> **Given request**: Scan the records below. List lines holding "численности".

> **Task data**:
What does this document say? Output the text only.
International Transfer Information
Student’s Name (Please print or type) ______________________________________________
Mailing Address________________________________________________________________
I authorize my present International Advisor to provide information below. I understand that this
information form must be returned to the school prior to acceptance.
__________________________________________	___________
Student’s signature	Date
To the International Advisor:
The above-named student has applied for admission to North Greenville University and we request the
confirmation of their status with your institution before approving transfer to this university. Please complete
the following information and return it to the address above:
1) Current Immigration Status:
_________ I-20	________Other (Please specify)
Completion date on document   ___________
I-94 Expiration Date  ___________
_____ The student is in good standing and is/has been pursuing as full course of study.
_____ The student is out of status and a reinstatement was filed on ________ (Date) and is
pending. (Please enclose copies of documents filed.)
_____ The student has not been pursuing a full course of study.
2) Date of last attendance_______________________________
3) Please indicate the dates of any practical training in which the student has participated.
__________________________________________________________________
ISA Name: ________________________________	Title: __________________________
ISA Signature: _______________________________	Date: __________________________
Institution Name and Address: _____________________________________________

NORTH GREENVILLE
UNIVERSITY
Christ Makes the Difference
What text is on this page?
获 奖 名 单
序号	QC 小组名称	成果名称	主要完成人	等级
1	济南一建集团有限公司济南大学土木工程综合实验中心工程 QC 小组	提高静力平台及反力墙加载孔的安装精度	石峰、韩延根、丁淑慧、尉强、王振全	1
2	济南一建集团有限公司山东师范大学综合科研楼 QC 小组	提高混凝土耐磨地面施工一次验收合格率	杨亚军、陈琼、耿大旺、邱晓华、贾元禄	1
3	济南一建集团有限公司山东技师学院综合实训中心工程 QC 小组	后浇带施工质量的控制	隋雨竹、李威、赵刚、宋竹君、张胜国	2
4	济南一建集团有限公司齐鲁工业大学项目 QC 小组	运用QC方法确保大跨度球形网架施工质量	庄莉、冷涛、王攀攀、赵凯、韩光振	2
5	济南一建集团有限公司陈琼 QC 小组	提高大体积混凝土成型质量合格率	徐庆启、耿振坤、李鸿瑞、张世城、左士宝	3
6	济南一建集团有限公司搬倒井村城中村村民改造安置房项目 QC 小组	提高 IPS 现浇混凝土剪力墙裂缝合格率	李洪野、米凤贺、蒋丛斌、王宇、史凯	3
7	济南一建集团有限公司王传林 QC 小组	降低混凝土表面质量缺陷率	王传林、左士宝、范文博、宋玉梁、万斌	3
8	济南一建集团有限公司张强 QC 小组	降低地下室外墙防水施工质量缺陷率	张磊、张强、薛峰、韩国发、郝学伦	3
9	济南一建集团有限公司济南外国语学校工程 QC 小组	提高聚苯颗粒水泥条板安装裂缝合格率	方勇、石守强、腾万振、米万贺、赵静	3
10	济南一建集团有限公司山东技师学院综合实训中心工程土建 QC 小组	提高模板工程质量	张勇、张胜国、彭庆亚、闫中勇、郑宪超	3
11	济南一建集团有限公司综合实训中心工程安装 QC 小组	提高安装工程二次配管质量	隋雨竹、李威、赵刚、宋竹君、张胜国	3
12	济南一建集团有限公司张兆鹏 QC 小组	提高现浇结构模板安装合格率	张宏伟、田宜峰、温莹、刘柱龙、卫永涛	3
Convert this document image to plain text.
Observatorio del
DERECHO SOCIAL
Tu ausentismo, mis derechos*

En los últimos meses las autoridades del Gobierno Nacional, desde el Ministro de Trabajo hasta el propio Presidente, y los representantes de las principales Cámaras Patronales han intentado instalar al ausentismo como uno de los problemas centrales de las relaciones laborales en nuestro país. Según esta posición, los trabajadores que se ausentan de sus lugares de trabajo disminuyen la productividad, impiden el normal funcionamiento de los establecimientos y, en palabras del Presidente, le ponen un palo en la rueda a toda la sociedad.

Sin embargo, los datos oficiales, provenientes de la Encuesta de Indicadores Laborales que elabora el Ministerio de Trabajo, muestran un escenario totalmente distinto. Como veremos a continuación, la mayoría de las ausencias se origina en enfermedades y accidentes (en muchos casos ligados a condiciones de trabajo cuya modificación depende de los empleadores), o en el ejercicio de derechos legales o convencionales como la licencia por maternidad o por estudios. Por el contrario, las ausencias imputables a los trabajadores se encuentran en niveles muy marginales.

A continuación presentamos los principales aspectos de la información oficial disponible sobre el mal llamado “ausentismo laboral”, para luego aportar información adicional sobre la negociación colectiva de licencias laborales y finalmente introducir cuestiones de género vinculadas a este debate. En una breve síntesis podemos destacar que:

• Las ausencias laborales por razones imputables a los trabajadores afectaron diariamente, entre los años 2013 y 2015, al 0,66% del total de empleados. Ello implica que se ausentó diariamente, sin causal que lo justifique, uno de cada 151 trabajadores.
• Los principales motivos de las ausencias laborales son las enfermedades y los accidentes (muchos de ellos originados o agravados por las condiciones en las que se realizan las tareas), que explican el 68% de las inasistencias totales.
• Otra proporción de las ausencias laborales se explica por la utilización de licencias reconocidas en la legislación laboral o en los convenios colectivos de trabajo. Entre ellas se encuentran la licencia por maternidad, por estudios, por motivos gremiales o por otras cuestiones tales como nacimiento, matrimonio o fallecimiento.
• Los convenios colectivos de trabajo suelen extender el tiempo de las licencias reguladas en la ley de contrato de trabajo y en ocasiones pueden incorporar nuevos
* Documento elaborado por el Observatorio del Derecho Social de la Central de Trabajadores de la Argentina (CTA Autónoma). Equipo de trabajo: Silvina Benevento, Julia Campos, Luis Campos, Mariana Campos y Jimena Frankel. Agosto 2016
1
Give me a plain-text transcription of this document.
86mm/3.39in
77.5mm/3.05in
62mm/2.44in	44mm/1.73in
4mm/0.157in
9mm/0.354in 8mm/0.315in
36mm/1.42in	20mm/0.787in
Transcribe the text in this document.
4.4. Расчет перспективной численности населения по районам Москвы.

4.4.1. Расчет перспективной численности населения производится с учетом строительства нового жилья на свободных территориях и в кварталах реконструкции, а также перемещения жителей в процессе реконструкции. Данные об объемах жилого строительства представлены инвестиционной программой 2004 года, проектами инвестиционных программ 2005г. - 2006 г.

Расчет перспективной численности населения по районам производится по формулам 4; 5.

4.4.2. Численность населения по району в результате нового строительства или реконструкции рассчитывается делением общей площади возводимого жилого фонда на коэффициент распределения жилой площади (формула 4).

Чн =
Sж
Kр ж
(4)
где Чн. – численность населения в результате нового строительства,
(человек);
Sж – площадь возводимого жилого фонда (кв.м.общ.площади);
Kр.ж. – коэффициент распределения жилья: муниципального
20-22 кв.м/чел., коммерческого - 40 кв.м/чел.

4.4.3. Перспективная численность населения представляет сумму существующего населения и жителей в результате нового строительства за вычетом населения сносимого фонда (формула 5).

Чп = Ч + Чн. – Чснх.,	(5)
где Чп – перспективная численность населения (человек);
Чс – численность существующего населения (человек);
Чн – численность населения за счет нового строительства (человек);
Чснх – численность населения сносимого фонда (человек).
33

> **Result below**:
4.4. Расчет перспективной численности населения по районам Москвы.
4.4.1. Расчет перспективной численности населения производится с учетом строительства нового жилья на свободных территориях и в кварталах реконструкции, а также перемещения жителей в процессе реконструкции. Данные об объемах жилого строительства представлены инвестиционной программой 2004 года, проектами инвестиционных программ 2005г. - 2006 г.
Расчет перспективной численности населения по районам производится по формулам 4; 5.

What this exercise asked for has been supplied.